> TASK BRIEF
All entries should be output exactly as they stand.

Records from a collection:
####################

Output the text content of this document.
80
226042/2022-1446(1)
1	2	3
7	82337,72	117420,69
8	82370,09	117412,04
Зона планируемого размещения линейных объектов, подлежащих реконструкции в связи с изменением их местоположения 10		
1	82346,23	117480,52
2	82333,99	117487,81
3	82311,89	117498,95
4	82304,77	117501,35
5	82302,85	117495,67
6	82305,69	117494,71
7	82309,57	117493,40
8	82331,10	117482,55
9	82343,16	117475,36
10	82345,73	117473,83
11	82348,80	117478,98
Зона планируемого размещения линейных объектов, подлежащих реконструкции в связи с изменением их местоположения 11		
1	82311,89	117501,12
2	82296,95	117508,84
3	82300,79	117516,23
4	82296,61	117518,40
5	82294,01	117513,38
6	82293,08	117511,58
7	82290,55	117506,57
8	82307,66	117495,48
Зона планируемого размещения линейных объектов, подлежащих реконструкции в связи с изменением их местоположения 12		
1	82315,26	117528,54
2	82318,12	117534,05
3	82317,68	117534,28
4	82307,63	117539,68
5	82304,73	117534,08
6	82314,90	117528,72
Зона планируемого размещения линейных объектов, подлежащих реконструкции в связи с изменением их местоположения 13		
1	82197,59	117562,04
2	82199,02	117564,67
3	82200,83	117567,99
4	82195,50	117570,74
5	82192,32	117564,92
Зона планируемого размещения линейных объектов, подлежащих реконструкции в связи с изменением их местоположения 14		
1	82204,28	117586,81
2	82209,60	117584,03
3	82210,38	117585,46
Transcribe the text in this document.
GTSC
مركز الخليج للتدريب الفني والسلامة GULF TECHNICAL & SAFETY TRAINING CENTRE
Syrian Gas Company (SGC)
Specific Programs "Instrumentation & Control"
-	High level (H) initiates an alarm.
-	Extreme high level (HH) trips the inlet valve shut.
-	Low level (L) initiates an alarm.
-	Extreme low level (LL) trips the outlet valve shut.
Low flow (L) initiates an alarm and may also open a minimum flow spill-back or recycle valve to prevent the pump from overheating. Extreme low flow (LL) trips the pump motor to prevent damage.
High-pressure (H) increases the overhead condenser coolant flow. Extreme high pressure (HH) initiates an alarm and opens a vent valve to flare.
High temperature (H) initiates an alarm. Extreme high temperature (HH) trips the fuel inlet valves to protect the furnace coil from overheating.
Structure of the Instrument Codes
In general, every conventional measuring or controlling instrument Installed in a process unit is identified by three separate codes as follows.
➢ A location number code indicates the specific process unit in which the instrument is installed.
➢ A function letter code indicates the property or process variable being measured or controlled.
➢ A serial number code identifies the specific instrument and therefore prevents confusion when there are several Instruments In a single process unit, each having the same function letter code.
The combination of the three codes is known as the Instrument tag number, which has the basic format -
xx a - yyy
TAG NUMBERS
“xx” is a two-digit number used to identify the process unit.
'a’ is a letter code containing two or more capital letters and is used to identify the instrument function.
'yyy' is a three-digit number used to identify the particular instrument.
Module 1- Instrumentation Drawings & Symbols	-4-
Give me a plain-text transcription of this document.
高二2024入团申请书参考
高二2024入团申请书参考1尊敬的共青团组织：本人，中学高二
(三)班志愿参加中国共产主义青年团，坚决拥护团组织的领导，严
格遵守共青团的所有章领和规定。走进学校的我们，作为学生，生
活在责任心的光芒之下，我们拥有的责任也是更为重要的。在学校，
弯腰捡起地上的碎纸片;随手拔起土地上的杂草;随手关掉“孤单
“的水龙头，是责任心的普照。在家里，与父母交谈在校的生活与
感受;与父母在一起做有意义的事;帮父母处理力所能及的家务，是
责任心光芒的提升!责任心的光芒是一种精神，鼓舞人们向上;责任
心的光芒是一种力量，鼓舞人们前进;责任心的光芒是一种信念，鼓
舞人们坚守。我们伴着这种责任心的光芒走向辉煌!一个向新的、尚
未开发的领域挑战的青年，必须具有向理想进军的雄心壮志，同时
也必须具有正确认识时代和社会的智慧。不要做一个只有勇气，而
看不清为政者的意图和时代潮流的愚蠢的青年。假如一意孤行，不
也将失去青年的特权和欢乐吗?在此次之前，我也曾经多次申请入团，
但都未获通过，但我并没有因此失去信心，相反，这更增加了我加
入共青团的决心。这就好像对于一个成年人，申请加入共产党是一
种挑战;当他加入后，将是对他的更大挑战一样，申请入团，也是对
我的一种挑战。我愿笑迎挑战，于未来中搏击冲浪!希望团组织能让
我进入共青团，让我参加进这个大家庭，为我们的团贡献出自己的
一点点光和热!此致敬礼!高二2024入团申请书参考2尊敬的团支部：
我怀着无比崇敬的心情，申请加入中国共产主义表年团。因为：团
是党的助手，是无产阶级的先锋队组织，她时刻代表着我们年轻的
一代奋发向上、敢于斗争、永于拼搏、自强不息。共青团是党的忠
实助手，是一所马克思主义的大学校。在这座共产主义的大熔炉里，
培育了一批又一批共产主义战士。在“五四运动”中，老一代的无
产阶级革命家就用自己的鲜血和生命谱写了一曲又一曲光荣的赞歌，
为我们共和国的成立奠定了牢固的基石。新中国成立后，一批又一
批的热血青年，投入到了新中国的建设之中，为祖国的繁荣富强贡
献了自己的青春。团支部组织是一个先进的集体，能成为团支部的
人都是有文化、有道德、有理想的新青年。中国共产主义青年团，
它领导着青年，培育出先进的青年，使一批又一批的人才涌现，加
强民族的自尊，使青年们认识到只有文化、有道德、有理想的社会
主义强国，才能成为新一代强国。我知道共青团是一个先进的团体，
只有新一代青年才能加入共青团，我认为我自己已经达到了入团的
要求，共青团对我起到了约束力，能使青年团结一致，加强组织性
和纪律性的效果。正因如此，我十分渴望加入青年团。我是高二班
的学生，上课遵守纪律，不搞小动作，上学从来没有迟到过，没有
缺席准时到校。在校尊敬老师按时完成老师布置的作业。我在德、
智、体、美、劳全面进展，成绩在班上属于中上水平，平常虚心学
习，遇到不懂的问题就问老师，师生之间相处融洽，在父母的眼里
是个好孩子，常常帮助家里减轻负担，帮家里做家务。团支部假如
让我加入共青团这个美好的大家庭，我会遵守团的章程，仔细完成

####################

> WRITTEN ANSWER
Output the text content of this document.
80
226042/2022-1446(1)
1	2	3
7	82337,72	117420,69
8	82370,09	117412,04
Зона планируемого размещения линейных объектов, подлежащих реконструкции в связи с изменением их местоположения 10		
1	82346,23	117480,52
2	82333,99	117487,81
3	82311,89	117498,95
4	82304,77	117501,35
5	82302,85	117495,67
6	82305,69	117494,71
7	82309,57	117493,40
8	82331,10	117482,55
9	82343,16	117475,36
10	82345,73	117473,83
11	82348,80	117478,98
Зона планируемого размещения линейных объектов, подлежащих реконструкции в связи с изменением их местоположения 11		
1	82311,89	117501,12
2	82296,95	117508,84
3	82300,79	117516,23
4	82296,61	117518,40
5	82294,01	117513,38
6	82293,08	117511,58
7	82290,55	117506,57
8	82307,66	117495,48
Зона планируемого размещения линейных объектов, подлежащих реконструкции в связи с изменением их местоположения 12		
1	82315,26	117528,54
2	82318,12	117534,05
3	82317,68	117534,28
4	82307,63	117539,68
5	82304,73	117534,08
6	82314,90	117528,72
Зона планируемого размещения линейных объектов, подлежащих реконструкции в связи с изменением их местоположения 13		
1	82197,59	117562,04
2	82199,02	117564,67
3	82200,83	117567,99
4	82195,50	117570,74
5	82192,32	117564,92
Зона планируемого размещения линейных объектов, подлежащих реконструкции в связи с изменением их местоположения 14		
1	82204,28	117586,81
2	82209,60	117584,03
3	82210,38	117585,46
Transcribe the text in this document.
GTSC
مركز الخليج للتدريب الفني والسلامة GULF TECHNICAL & SAFETY TRAINING CENTRE
Syrian Gas Company (SGC)
Specific Programs "Instrumentation & Control"
-	High level (H) initiates an alarm.
-	Extreme high level (HH) trips the inlet valve shut.
-	Low level (L) initiates an alarm.
-	Extreme low level (LL) trips the outlet valve shut.
Low flow (L) initiates an alarm and may also open a minimum flow spill-back or recycle valve to prevent the pump from overheating. Extreme low flow (LL) trips the pump motor to prevent damage.
High-pressure (H) increases the overhead condenser coolant flow. Extreme high pressure (HH) initiates an alarm and opens a vent valve to flare.
High temperature (H) initiates an alarm. Extreme high temperature (HH) trips the fuel inlet valves to protect the furnace coil from overheating.
Structure of the Instrument Codes
In general, every conventional measuring or controlling instrument Installed in a process unit is identified by three separate codes as follows.
➢ A location number code indicates the specific process unit in which the instrument is installed.
➢ A function letter code indicates the property or process variable being measured or controlled.
➢ A serial number code identifies the specific instrument and therefore prevents confusion when there are several Instruments In a single process unit, each having the same function letter code.
The combination of the three codes is known as the Instrument tag number, which has the basic format -
xx a - yyy
TAG NUMBERS
“xx” is a two-digit number used to identify the process unit.
'a’ is a letter code containing two or more capital letters and is used to identify the instrument function.
'yyy' is a three-digit number used to identify the particular instrument.
Module 1- Instrumentation Drawings & Symbols	-4-
Give me a plain-text transcription of this document.
高二2024入团申请书参考
高二2024入团申请书参考1尊敬的共青团组织：本人，中学高二
(三)班志愿参加中国共产主义青年团，坚决拥护团组织的领导，严
格遵守共青团的所有章领和规定。走进学校的我们，作为学生，生
活在责任心的光芒之下，我们拥有的责任也是更为重要的。在学校，
弯腰捡起地上的碎纸片;随手拔起土地上的杂草;随手关掉“孤单
“的水龙头，是责任心的普照。在家里，与父母交谈在校的生活与
感受;与父母在一起做有意义的事;帮父母处理力所能及的家务，是
责任心光芒的提升!责任心的光芒是一种精神，鼓舞人们向上;责任
心的光芒是一种力量，鼓舞人们前进;责任心的光芒是一种信念，鼓
舞人们坚守。我们伴着这种责任心的光芒走向辉煌!一个向新的、尚
未开发的领域挑战的青年，必须具有向理想进军的雄心壮志，同时
也必须具有正确认识时代和社会的智慧。不要做一个只有勇气，而
看不清为政者的意图和时代潮流的愚蠢的青年。假如一意孤行，不
也将失去青年的特权和欢乐吗?在此次之前，我也曾经多次申请入团，
但都未获通过，但我并没有因此失去信心，相反，这更增加了我加
入共青团的决心。这就好像对于一个成年人，申请加入共产党是一
种挑战;当他加入后，将是对他的更大挑战一样，申请入团，也是对
我的一种挑战。我愿笑迎挑战，于未来中搏击冲浪!希望团组织能让
我进入共青团，让我参加进这个大家庭，为我们的团贡献出自己的
一点点光和热!此致敬礼!高二2024入团申请书参考2尊敬的团支部：
我怀着无比崇敬的心情，申请加入中国共产主义表年团。因为：团
是党的助手，是无产阶级的先锋队组织，她时刻代表着我们年轻的
一代奋发向上、敢于斗争、永于拼搏、自强不息。共青团是党的忠
实助手，是一所马克思主义的大学校。在这座共产主义的大熔炉里，
培育了一批又一批共产主义战士。在“五四运动”中，老一代的无
产阶级革命家就用自己的鲜血和生命谱写了一曲又一曲光荣的赞歌，
为我们共和国的成立奠定了牢固的基石。新中国成立后，一批又一
批的热血青年，投入到了新中国的建设之中，为祖国的繁荣富强贡
献了自己的青春。团支部组织是一个先进的集体，能成为团支部的
人都是有文化、有道德、有理想的新青年。中国共产主义青年团，
它领导着青年，培育出先进的青年，使一批又一批的人才涌现，加
强民族的自尊，使青年们认识到只有文化、有道德、有理想的社会
主义强国，才能成为新一代强国。我知道共青团是一个先进的团体，
只有新一代青年才能加入共青团，我认为我自己已经达到了入团的
要求，共青团对我起到了约束力，能使青年团结一致，加强组织性
和纪律性的效果。正因如此，我十分渴望加入青年团。我是高二班
的学生，上课遵守纪律，不搞小动作，上学从来没有迟到过，没有
缺席准时到校。在校尊敬老师按时完成老师布置的作业。我在德、
智、体、美、劳全面进展，成绩在班上属于中上水平，平常虚心学
习，遇到不懂的问题就问老师，师生之间相处融洽，在父母的眼里
是个好孩子，常常帮助家里减轻负担，帮家里做家务。团支部假如
让我加入共青团这个美好的大家庭，我会遵守团的章程，仔细完成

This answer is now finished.